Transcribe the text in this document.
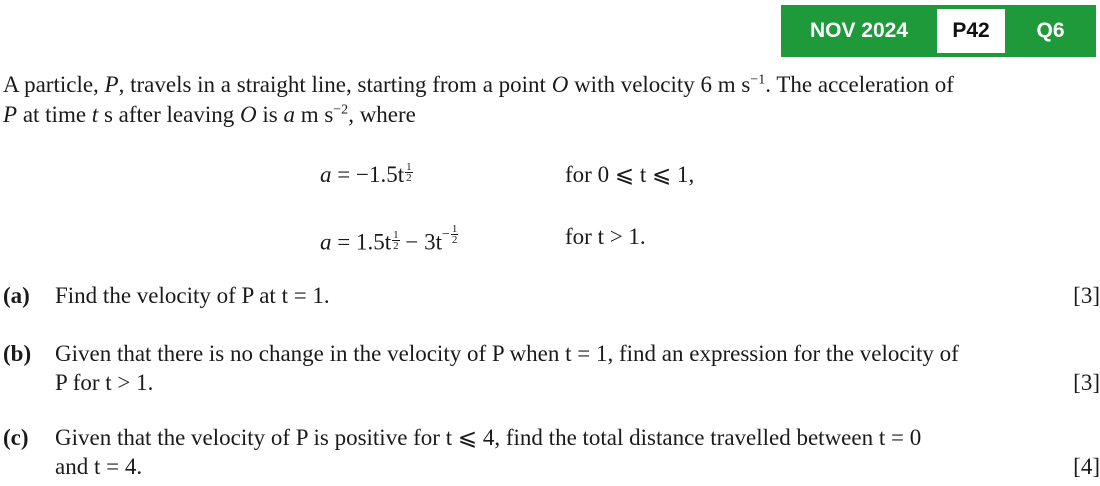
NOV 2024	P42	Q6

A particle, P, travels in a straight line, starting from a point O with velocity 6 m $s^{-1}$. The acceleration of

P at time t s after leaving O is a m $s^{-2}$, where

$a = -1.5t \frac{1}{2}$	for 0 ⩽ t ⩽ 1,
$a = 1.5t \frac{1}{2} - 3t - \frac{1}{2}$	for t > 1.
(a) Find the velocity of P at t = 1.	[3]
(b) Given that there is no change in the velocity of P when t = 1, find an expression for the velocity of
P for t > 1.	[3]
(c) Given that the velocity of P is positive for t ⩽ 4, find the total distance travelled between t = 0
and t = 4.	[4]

==

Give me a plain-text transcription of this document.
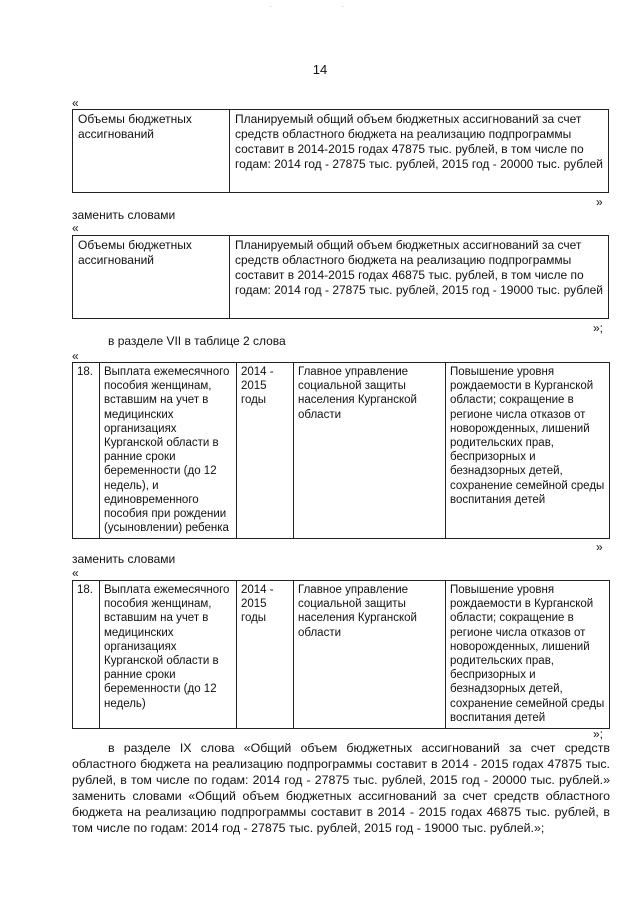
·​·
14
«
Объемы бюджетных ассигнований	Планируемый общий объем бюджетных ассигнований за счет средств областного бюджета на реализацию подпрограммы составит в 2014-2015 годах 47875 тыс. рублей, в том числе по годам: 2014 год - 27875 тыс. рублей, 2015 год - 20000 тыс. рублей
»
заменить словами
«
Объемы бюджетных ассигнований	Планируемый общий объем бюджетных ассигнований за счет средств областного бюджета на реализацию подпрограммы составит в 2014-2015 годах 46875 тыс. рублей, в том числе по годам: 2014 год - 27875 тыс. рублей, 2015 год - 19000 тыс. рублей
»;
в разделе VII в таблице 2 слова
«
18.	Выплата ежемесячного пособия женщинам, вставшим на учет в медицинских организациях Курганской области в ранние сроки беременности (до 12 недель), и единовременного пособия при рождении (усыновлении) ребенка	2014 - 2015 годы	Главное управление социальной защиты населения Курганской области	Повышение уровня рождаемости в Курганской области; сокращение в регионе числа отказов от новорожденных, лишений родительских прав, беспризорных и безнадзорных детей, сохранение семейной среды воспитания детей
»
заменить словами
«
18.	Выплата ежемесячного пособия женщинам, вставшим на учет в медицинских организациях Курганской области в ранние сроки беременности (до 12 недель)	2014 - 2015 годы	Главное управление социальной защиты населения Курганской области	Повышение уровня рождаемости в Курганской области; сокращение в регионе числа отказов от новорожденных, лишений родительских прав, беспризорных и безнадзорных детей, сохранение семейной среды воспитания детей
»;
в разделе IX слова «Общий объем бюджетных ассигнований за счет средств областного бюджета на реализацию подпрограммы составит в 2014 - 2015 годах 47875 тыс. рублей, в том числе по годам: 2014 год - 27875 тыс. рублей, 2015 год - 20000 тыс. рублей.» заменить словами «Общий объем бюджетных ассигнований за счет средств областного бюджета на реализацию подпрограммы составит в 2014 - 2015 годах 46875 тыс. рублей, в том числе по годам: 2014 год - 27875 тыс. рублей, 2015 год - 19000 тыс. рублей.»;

WHAT YOU SHOULD DO:
Copy all lines of the listing above that contain the string "Объемы".

FULL OUTPUT:
Объемы бюджетных ассигнований	Планируемый общий объем бюджетных ассигнований за счет средств областного бюджета на реализацию подпрограммы составит в 2014-2015 годах 47875 тыс. рублей, в том числе по годам: 2014 год - 27875 тыс. рублей, 2015 год - 20000 тыс. рублей
Объемы бюджетных ассигнований	Планируемый общий объем бюджетных ассигнований за счет средств областного бюджета на реализацию подпрограммы составит в 2014-2015 годах 46875 тыс. рублей, в том числе по годам: 2014 год - 27875 тыс. рублей, 2015 год - 19000 тыс. рублей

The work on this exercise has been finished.